## Exercise input

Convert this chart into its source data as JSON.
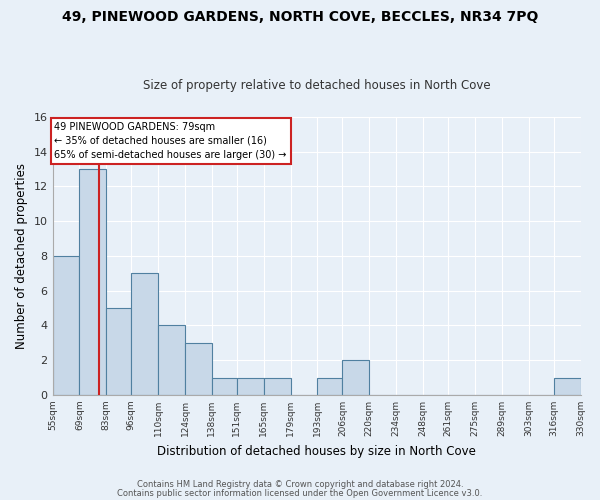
{
  "title": "49, PINEWOOD GARDENS, NORTH COVE, BECCLES, NR34 7PQ",
  "subtitle": "Size of property relative to detached houses in North Cove",
  "xlabel": "Distribution of detached houses by size in North Cove",
  "ylabel": "Number of detached properties",
  "bin_edges": [
    55,
    69,
    83,
    96,
    110,
    124,
    138,
    151,
    165,
    179,
    193,
    206,
    220,
    234,
    248,
    261,
    275,
    289,
    303,
    316,
    330
  ],
  "counts": [
    8,
    13,
    5,
    7,
    4,
    3,
    1,
    1,
    1,
    0,
    1,
    2,
    0,
    0,
    0,
    0,
    0,
    0,
    0,
    1
  ],
  "bar_color": "#c8d8e8",
  "bar_edge_color": "#5080a0",
  "property_value": 79,
  "vline_color": "#cc2222",
  "annotation_text_line1": "49 PINEWOOD GARDENS: 79sqm",
  "annotation_text_line2": "← 35% of detached houses are smaller (16)",
  "annotation_text_line3": "65% of semi-detached houses are larger (30) →",
  "annotation_box_color": "#ffffff",
  "annotation_box_edge_color": "#cc2222",
  "ylim": [
    0,
    16
  ],
  "yticks": [
    0,
    2,
    4,
    6,
    8,
    10,
    12,
    14,
    16
  ],
  "bg_color": "#e8f0f8",
  "grid_color": "#ffffff",
  "footer_line1": "Contains HM Land Registry data © Crown copyright and database right 2024.",
  "footer_line2": "Contains public sector information licensed under the Open Government Licence v3.0."
}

## Exercise objective
Reproduce each line from the records that contains the word "detached".

## Answer to the task
  "subtitle": "Size of property relative to detached houses in North Cove",
  "xlabel": "Distribution of detached houses by size in North Cove",
  "ylabel": "Number of detached properties",
  "annotation_text_line2": "← 35% of detached houses are smaller (16)",
  "annotation_text_line3": "65% of semi-detached houses are larger (30) →",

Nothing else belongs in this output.